Пропагандистско-социалистическая активность Лондона в этот период, считают некоторые биографы, была связана с общим подъемом рабочего движения в Америке (это, кстати, справедливо — достаточно вспомнить, что именно тогда сформировалась организация «Индустриальные рабочие мира», возникали другие социалистические движения, кружки и партии — рабочие, студенческие, даже школьные!). Информация о забастовках, протестах, разоблачительные статьи «разгребателей грязи» не могли не подтолкнуть его к действиям, к собственным выступлениям. А они имели и другой эффект — привлекали общественный интерес к писателю, превращали его в публичную, политическую фигуру. В марте в Окленде проходили очередные выборы мэра, и местные социалисты уговорили Лондона баллотироваться (во второй раз!). И хотя он снова проиграл, но теперь его результат был выше — голосов он набрал все-таки больше, чем в 1902-м — 981. Впрочем, многих (даже среди социалистов) отпугивал его радикализм.

Лондон не только выступал и писал статьи, но вернулся к проекту двухлетней давности. В 1903 году он предлагал «Макмиллану» издать книгу (сборник лекций и статей) под названием «Соль земли». Но тогда Бретт отверг ее. В начале 1905-го, дополнив книгу несколькими новыми текстами и назвав «Борьба классов», предложил ее вновь. На этот раз издатель (а он, разумеется, чувствовал конъюнктуру) согласился, и в апреле книга увидела свет. В течение следующих семи месяцев ее переиздали трижды!
------------------------------------------------------------------------
__Задания__.
- a) Как изложить отрывок о политической активности Лондона в трех предложениях?
- b) Перепишите без изменений часть отрывка о Лондоне, начиная со слов «Лондон не только» и заканчивая словами «ее переиздали трижды!».
- c) Допишите следующую часть отрывка о Лондоне и его книге «Борьба классов», начав сразу после последнего предложения.

__Записи данных__.
------------------------------------------------------------------------
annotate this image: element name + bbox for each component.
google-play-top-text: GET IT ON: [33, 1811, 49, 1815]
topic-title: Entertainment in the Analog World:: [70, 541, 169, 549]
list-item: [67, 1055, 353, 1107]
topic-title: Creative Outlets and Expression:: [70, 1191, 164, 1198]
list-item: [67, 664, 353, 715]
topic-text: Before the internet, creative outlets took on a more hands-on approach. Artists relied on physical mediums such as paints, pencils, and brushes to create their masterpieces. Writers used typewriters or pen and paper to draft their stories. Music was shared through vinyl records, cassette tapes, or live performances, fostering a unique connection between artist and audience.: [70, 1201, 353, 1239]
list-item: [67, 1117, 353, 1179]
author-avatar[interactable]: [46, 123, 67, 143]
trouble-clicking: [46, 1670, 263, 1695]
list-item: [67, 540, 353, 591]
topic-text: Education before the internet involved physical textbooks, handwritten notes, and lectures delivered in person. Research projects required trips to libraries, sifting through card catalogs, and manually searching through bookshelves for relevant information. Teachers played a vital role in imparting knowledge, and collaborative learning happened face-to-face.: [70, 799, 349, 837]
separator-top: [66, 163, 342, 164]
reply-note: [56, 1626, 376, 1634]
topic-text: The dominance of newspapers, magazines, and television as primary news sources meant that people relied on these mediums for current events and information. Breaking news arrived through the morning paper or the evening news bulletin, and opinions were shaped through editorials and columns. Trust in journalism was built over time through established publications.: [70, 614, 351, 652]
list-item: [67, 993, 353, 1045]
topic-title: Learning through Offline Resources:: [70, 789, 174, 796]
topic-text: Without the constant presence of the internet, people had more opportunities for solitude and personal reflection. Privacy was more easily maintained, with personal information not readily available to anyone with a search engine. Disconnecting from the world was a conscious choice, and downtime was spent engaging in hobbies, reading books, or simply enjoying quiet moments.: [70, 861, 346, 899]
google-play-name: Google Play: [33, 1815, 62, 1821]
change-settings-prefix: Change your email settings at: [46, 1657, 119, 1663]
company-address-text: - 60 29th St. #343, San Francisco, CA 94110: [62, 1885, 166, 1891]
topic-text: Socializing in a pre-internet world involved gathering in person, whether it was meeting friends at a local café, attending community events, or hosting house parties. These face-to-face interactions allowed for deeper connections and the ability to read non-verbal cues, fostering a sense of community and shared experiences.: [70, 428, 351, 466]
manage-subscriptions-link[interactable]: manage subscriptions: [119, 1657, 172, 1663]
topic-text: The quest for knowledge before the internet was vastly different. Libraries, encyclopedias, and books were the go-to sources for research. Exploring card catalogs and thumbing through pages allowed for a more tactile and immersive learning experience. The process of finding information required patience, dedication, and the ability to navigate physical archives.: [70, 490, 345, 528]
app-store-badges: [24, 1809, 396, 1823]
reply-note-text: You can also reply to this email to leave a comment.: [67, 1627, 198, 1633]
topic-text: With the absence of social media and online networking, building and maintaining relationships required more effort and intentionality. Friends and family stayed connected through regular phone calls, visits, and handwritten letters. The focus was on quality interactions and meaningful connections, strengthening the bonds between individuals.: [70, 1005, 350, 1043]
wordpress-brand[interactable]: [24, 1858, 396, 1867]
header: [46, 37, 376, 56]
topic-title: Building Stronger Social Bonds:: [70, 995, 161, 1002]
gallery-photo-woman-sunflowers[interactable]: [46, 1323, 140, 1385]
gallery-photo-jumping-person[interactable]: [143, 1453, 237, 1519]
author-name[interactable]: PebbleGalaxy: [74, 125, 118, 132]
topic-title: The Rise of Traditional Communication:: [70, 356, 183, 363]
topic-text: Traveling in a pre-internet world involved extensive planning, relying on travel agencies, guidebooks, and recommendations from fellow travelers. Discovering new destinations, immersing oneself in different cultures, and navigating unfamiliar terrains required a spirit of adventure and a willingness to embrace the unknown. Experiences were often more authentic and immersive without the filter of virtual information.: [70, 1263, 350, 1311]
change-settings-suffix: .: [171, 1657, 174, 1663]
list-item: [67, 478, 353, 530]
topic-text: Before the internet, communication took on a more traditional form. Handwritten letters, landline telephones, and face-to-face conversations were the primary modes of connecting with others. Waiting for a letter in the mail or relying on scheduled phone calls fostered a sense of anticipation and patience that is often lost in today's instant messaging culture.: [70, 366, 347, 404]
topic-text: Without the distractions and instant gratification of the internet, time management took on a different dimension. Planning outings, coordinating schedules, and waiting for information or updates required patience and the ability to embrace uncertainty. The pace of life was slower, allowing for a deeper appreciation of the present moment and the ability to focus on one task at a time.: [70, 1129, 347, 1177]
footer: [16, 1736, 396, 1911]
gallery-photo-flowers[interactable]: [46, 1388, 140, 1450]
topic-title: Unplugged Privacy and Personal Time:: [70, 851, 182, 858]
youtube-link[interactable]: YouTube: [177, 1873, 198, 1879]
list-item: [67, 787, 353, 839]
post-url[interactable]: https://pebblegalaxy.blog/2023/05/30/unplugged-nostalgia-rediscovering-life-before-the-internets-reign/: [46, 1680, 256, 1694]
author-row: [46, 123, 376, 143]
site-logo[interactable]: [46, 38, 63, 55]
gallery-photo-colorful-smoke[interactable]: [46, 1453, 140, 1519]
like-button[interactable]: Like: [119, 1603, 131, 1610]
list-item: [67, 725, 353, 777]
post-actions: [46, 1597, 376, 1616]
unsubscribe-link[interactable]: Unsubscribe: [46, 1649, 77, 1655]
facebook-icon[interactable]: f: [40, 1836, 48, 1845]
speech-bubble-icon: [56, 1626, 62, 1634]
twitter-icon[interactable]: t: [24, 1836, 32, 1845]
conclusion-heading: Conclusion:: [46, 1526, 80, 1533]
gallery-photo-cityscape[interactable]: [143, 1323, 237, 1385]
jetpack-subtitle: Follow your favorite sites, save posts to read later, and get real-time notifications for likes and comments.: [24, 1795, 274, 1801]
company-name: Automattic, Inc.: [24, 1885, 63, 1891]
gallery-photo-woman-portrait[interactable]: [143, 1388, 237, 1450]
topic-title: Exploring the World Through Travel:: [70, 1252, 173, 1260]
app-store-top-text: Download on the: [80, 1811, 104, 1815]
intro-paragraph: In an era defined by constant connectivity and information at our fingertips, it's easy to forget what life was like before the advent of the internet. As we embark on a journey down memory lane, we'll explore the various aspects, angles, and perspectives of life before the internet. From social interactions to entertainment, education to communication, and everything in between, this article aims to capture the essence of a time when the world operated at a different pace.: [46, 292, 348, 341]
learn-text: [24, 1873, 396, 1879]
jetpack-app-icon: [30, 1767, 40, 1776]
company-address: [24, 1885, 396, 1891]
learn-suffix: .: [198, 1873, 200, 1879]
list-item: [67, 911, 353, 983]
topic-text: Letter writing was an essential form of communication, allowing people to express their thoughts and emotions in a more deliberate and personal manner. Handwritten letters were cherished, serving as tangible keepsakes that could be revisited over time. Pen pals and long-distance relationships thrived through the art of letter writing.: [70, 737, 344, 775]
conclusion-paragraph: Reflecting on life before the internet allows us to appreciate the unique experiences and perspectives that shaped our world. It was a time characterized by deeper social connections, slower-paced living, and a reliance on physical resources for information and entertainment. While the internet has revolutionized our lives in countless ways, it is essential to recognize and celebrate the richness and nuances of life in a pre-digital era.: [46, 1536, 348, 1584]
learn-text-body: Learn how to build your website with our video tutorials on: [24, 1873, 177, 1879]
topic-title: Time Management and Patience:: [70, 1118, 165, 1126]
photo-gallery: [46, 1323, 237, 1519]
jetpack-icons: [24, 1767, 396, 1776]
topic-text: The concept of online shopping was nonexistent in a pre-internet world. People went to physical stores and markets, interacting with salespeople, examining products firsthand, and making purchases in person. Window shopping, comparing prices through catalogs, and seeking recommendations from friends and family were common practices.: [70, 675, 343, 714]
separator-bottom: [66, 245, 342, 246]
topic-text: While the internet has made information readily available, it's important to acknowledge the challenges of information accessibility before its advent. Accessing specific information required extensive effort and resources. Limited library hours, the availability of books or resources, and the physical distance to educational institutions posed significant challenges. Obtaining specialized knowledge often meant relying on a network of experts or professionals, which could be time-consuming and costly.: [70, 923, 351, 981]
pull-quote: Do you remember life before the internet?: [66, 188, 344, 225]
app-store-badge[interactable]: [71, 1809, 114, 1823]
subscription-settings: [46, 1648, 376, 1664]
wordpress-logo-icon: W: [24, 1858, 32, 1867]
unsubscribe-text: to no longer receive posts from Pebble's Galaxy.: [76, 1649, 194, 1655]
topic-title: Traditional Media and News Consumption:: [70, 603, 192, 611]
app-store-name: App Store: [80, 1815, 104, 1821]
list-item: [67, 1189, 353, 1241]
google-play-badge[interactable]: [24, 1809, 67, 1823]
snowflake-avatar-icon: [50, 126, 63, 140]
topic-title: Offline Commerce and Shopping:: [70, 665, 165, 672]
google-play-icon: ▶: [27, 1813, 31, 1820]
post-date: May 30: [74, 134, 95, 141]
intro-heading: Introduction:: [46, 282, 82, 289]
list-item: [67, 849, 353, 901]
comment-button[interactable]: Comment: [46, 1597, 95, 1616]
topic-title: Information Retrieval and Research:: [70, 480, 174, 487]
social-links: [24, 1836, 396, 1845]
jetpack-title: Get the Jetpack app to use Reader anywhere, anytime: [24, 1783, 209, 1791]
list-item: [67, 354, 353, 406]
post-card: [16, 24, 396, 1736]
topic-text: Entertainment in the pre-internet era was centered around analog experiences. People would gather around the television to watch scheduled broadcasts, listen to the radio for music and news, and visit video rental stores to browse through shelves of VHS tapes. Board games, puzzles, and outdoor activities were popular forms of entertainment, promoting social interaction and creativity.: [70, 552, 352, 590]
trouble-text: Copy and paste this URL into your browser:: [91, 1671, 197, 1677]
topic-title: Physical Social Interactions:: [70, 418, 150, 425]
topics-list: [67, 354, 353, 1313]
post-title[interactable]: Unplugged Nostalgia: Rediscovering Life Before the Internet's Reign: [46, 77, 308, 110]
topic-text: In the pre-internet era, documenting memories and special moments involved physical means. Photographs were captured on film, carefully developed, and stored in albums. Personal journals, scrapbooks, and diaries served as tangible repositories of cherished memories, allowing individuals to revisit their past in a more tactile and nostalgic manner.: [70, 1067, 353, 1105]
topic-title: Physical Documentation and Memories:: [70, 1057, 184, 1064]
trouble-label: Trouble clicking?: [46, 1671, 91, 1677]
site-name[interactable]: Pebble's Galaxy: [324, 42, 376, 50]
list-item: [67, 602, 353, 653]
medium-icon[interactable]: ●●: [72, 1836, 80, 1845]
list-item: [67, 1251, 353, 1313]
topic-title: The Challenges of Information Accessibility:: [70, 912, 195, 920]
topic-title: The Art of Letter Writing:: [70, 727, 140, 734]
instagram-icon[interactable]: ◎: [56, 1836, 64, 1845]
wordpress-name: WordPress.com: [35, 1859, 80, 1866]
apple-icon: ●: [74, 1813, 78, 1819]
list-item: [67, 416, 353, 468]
------------------------------------------------------------------------
__Ответы по заданиям__.
- a) По мнению некоторых биографов, пропагандистско-социалистическая активность Лондона была связана с общим подъемом рабочего движения в Америке, а его выступления превращали его в публичную, политическую фигуру. В марте местные социалисты уговорили его во второй раз баллотироваться в мэры Окленда, и хотя он снова проиграл, голосов он набрал больше, чем в 1902-м, — 981. Кроме того, он вернулся к книге, отвергнутой в 1903 году, дополнил ее, назвал «Борьба классов», и на этот раз издатель согласился: книга вышла в апреле и за семь месяцев была переиздана трижды.

- b)
Лондон не только выступал и писал статьи, но вернулся к проекту двухлетней давности. В 1903 году он предлагал «Макмиллану» издать книгу (сборник лекций и статей) под названием «Соль земли». Но тогда Бретт отверг ее. В начале 1905-го, дополнив книгу несколькими новыми текстами и назвав «Борьба классов», предложил ее вновь. На этот раз издатель (а он, разумеется, чувствовал конъюнктуру) согласился, и в апреле книга увидела свет. В течение следующих семи месяцев ее переиздали трижды!

- c)
Выступления, статьи и книги имели резонанс. Чармиан, которая сберегала и учитывала все, что касалось писателя, свидетельствует: со всей страны к нему приходили письма со словами поддержки. Вспоминала она и о таком эпизоде — о нем ей рассказывал Лондон: «На днях я получил письмо. Оно было от парня из Аризоны. Начиналось словами: “Дорогой товарищ!”, а оканчивалось: “Ваш за дело Революции”. Я ответил на письмо, и мое письмо начиналось: “Дорогой товарищ!”, а закончил его: “Ваш за дело Революции”»[195].

Вскоре после этого он заказал свой фотографический портрет, на котором последняя фраза была оттиснута типографским способом: Yours for the Revolution. Фотография эта хорошо известна — пожалуй, ни одна из изданных в СССР книг о Джеке Лондоне без нее не обошлась.

Конечно, это была игра. Но играл Лондон в нее увлеченно и, наверное, действительно желал революции. Не очень, правда, представляя, что она собой являет (а кто представлял?).

Тогда же у него возник замысел — написать роман о революционере и революции. Писал он его долго, урывками, и, скорее всего, первоначальный замысел отличался от того, что в результате получилось. Тем более что начинал Лондон работу над ним в период «революционного подъема», а завершил, когда революционные настроения в обществе спали. Роман этот хорошо известен — это знаменитая «Железная пята». Он закончил его в конце 1907-го, а опубликовал в 1908 году. Но размышлять о нем начал раньше — в 1905-м.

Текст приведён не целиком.